___ TASK INPUT ___

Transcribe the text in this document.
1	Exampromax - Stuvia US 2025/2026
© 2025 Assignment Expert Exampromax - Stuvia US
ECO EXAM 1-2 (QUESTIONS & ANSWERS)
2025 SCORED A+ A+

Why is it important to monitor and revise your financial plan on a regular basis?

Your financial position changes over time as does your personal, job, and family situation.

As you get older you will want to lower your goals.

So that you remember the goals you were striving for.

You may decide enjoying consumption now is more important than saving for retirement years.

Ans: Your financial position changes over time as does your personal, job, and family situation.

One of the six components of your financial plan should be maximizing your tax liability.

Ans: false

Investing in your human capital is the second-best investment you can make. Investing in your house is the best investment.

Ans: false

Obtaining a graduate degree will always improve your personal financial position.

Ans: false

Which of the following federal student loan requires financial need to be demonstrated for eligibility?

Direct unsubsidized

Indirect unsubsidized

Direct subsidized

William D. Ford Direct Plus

___

* [STATED PROBLEM]
Using the data above, reproduce every line exactly.

* [RESPONSE TO THE EXERCISE]
Transcribe the text in this document.
1	Exampromax - Stuvia US 2025/2026
© 2025 Assignment Expert Exampromax - Stuvia US
ECO EXAM 1-2 (QUESTIONS & ANSWERS)
2025 SCORED A+ A+

Why is it important to monitor and revise your financial plan on a regular basis?

Your financial position changes over time as does your personal, job, and family situation.

As you get older you will want to lower your goals.

So that you remember the goals you were striving for.

You may decide enjoying consumption now is more important than saving for retirement years.

Ans: Your financial position changes over time as does your personal, job, and family situation.

One of the six components of your financial plan should be maximizing your tax liability.

Ans: false

Investing in your human capital is the second-best investment you can make. Investing in your house is the best investment.

Ans: false

Obtaining a graduate degree will always improve your personal financial position.

Ans: false

Which of the following federal student loan requires financial need to be demonstrated for eligibility?

Direct unsubsidized

Indirect unsubsidized

Direct subsidized

William D. Ford Direct Plus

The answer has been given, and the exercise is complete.